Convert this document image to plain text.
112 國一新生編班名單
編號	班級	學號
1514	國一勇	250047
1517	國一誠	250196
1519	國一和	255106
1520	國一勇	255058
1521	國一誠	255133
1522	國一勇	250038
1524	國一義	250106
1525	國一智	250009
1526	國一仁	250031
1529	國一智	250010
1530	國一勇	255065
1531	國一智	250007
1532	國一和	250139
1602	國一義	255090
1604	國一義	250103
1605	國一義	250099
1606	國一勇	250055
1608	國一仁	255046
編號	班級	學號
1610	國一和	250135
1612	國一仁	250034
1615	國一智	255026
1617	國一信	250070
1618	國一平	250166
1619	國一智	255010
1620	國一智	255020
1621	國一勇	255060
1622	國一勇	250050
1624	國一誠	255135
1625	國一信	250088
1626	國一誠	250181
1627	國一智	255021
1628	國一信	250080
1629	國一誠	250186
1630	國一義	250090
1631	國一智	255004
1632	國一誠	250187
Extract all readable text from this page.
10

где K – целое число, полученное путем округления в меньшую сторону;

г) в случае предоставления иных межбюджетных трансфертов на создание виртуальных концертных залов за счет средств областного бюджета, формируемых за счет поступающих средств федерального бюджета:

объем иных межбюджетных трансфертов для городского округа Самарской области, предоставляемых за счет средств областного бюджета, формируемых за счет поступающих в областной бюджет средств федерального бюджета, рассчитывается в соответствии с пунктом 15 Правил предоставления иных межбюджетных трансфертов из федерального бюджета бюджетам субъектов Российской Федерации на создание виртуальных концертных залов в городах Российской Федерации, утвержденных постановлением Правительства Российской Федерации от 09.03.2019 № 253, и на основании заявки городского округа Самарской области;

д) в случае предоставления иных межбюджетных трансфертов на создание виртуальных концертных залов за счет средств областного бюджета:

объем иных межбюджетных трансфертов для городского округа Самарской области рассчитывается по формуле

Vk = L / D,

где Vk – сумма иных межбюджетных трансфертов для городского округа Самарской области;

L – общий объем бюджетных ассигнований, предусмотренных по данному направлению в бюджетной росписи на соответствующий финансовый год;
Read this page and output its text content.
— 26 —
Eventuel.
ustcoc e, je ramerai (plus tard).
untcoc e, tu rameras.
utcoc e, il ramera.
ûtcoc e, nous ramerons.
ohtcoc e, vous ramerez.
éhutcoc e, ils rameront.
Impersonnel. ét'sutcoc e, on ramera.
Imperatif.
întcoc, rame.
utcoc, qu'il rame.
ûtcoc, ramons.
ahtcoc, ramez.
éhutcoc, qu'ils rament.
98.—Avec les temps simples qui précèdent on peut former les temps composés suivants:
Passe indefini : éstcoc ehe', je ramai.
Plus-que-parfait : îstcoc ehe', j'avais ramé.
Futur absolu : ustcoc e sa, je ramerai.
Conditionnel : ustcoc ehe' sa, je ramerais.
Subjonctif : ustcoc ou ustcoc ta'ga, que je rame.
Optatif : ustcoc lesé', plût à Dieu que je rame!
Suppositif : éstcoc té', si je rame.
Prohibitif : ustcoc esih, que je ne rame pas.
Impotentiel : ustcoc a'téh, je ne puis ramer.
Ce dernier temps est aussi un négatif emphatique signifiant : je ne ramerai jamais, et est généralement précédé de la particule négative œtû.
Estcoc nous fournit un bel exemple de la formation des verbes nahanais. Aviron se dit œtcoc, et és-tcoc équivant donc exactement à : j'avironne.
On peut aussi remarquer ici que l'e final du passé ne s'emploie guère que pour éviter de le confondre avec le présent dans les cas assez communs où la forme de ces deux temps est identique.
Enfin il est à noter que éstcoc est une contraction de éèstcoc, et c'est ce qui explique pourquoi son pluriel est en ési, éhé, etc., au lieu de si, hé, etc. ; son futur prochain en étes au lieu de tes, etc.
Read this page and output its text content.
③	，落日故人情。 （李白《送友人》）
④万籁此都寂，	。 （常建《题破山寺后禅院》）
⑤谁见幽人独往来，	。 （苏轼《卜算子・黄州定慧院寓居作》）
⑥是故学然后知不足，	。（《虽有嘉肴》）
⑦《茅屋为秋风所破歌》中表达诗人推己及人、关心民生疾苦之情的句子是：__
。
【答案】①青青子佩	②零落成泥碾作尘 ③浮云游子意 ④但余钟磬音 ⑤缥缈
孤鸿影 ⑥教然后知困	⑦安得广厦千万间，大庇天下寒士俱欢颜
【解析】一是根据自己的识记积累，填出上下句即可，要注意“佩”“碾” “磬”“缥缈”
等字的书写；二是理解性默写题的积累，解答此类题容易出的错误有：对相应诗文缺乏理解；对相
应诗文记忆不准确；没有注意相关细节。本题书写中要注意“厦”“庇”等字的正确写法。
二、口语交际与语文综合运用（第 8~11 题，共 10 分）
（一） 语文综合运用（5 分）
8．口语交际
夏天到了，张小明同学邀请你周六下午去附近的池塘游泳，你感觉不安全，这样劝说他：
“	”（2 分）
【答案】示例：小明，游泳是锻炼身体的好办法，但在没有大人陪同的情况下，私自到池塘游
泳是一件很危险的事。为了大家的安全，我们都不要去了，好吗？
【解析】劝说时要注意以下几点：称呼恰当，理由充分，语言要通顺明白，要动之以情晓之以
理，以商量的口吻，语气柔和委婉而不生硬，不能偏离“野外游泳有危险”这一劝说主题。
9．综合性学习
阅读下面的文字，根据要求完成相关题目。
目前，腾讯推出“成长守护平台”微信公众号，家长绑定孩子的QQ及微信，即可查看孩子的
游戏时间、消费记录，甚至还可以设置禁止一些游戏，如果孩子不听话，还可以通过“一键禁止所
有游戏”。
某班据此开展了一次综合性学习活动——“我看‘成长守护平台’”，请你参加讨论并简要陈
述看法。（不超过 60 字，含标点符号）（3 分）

WRITTEN PROBLEM
Using the listing above, gather each line that holds the string "text" and copy it.

SOLVED EXERCISE
Convert this document image to plain text.
Extract all readable text from this page.
Read this page and output its text content.
Read this page and output its text content.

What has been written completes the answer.